**Requirements:** Work through the material below line by line and say how many lines include the word "JSON". Only the number, please.

====================

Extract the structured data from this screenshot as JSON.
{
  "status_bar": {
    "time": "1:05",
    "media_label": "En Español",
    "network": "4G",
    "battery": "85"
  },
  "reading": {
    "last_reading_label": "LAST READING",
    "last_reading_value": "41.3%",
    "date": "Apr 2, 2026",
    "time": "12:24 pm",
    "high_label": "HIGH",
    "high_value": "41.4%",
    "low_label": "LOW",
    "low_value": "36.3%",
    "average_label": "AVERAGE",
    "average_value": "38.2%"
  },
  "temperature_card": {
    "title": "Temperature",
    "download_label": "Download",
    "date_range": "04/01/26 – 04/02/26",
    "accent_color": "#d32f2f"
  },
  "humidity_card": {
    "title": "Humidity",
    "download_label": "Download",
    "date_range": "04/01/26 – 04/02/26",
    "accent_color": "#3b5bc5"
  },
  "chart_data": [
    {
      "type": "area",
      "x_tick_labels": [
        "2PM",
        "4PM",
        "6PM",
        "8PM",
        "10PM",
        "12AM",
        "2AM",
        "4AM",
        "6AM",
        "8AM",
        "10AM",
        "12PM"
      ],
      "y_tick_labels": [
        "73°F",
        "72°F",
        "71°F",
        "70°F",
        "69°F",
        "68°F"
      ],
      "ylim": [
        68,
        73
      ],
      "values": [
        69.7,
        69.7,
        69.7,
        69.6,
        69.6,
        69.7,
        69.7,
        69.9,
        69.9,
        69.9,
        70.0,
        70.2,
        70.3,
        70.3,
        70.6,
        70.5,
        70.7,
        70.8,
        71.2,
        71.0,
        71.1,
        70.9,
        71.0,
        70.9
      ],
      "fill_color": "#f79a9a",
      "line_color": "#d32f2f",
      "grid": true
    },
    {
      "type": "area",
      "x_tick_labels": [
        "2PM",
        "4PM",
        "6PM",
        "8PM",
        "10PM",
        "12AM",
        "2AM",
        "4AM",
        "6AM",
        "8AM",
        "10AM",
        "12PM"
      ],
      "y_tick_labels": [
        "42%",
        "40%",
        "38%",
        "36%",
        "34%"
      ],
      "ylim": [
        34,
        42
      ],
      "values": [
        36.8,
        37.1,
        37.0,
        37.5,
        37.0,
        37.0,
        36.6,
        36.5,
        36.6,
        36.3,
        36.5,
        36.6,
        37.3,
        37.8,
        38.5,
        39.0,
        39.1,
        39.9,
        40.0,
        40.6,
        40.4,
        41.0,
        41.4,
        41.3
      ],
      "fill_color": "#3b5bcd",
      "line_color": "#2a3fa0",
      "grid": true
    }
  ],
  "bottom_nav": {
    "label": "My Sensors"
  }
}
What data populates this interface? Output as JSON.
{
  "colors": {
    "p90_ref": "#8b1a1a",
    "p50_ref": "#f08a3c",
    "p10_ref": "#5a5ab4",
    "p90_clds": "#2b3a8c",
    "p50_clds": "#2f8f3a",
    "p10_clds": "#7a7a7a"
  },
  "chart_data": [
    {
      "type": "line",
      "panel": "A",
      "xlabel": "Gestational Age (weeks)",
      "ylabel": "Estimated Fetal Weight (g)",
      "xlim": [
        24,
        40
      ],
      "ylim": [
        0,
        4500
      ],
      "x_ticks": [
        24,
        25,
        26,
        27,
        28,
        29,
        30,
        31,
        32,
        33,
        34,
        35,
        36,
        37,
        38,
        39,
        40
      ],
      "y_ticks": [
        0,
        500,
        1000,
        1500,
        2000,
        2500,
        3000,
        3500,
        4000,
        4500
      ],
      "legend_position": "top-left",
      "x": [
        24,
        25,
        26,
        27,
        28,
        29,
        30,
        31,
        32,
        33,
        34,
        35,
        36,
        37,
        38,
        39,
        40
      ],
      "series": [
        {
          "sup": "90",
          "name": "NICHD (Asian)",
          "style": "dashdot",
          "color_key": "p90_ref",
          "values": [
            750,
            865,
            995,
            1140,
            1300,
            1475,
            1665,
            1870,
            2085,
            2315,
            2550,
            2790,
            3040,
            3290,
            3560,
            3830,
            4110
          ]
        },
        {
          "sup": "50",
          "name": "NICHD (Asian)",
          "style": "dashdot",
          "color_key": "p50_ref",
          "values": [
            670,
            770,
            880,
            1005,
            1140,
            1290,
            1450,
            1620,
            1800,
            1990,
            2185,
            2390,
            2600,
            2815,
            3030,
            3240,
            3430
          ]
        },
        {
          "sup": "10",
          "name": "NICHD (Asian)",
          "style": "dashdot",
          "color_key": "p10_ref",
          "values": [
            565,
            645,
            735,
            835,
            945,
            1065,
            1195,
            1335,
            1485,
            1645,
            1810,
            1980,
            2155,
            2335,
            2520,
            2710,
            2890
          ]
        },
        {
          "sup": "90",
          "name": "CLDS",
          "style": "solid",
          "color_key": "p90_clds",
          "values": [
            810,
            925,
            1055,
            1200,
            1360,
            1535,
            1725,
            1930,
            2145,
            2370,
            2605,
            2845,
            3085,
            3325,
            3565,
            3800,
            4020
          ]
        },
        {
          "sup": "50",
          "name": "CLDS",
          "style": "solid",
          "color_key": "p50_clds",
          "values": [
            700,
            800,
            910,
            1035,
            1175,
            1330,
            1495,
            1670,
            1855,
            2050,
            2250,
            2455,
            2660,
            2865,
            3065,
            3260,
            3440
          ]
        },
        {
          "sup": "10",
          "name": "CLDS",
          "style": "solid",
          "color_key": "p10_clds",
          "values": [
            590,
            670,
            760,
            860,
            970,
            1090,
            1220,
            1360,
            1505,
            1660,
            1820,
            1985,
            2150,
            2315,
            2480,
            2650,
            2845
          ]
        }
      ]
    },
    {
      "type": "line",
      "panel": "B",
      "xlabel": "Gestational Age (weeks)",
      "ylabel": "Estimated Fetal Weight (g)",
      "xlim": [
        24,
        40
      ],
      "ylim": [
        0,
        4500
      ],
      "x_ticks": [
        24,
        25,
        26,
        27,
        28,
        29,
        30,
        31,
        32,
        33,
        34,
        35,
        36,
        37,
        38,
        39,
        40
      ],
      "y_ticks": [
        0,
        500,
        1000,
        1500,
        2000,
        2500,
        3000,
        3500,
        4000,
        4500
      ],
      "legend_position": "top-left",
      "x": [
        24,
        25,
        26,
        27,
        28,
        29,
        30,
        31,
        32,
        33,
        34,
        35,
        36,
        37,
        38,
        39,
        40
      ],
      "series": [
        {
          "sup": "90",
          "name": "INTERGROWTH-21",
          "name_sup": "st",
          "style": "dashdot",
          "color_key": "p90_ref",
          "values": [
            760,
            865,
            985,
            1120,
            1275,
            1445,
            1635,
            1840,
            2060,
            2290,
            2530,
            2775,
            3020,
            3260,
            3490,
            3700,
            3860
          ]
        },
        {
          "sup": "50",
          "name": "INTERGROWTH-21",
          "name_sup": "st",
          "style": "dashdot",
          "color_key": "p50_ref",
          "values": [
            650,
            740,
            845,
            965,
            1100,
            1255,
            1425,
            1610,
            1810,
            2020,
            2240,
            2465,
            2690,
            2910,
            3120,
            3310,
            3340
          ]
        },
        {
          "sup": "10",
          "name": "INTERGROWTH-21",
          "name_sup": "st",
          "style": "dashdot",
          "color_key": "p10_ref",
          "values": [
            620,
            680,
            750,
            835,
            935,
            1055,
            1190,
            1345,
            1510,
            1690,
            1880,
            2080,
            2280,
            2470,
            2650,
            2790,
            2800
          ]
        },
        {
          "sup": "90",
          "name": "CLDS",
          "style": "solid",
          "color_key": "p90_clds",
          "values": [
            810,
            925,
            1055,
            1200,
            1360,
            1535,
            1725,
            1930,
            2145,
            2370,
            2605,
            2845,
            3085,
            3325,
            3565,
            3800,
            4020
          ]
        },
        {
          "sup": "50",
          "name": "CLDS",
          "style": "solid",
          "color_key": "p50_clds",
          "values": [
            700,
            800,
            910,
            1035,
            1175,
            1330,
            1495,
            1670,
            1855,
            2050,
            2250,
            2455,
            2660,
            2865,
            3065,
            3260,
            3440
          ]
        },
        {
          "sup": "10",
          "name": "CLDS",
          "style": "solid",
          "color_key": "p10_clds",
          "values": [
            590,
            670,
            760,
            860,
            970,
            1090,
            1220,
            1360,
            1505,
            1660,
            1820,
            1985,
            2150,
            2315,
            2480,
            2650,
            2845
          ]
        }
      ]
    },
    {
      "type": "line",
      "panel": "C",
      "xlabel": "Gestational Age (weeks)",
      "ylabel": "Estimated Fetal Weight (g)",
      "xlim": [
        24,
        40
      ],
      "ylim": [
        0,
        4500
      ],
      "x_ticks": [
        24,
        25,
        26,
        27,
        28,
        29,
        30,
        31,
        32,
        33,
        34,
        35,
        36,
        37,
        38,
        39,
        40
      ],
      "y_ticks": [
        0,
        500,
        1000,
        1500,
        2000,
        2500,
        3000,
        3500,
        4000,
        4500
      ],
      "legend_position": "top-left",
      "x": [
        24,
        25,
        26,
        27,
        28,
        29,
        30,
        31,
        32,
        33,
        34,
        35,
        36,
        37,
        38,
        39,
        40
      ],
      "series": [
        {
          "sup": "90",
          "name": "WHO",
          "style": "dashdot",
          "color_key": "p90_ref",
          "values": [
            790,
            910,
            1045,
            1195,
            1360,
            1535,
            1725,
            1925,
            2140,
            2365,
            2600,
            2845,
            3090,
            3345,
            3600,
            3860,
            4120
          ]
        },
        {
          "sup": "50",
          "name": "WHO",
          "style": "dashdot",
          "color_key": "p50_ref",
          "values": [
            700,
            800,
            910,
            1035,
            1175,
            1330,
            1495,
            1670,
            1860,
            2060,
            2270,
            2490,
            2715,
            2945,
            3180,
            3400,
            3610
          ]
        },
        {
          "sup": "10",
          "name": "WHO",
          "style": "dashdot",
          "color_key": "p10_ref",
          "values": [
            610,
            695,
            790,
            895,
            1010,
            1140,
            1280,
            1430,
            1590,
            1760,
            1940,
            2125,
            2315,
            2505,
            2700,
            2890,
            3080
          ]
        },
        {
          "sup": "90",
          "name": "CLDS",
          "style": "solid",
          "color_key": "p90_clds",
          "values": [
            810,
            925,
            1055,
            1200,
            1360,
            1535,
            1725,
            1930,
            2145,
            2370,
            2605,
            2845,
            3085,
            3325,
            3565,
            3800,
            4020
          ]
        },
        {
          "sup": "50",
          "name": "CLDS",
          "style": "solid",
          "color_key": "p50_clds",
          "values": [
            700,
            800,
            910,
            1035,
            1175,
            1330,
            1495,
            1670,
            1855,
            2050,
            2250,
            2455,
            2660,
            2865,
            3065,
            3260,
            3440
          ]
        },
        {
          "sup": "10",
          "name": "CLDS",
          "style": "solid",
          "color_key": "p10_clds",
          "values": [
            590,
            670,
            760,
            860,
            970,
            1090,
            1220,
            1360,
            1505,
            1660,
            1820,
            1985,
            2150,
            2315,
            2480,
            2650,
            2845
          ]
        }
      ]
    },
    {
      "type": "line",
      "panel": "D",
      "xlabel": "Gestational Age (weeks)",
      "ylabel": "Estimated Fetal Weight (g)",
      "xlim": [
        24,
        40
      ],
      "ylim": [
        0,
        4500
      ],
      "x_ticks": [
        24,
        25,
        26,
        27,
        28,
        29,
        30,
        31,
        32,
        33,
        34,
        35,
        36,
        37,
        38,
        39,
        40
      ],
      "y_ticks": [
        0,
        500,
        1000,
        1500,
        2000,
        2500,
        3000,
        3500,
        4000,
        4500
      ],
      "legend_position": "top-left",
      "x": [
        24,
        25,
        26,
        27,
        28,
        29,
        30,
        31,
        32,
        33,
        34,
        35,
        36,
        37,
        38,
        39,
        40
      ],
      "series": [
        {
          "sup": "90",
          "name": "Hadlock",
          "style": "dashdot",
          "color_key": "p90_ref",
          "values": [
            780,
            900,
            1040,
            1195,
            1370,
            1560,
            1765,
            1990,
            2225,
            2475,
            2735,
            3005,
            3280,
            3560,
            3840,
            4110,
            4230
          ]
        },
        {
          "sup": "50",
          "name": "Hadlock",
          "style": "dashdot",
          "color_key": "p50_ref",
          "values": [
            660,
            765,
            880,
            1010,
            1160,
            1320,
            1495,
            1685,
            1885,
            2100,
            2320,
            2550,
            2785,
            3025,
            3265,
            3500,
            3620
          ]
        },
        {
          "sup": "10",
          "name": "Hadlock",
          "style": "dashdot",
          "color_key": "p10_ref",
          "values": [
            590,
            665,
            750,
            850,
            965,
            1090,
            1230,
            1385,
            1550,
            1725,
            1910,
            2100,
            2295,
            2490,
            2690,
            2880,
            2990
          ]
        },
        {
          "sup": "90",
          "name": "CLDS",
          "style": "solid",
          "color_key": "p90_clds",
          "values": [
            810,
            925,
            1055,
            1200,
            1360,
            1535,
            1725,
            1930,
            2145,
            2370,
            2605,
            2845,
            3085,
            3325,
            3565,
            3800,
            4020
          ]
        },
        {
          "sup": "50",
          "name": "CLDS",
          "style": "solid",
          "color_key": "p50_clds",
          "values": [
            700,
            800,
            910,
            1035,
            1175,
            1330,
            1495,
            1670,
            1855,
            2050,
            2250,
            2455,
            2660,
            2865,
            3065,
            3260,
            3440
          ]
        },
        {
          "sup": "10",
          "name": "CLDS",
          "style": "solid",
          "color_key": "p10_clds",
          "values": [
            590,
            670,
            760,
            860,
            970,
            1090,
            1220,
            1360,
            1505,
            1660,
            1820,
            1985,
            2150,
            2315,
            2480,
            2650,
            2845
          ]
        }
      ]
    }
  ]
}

====================

**Exercise response:** 2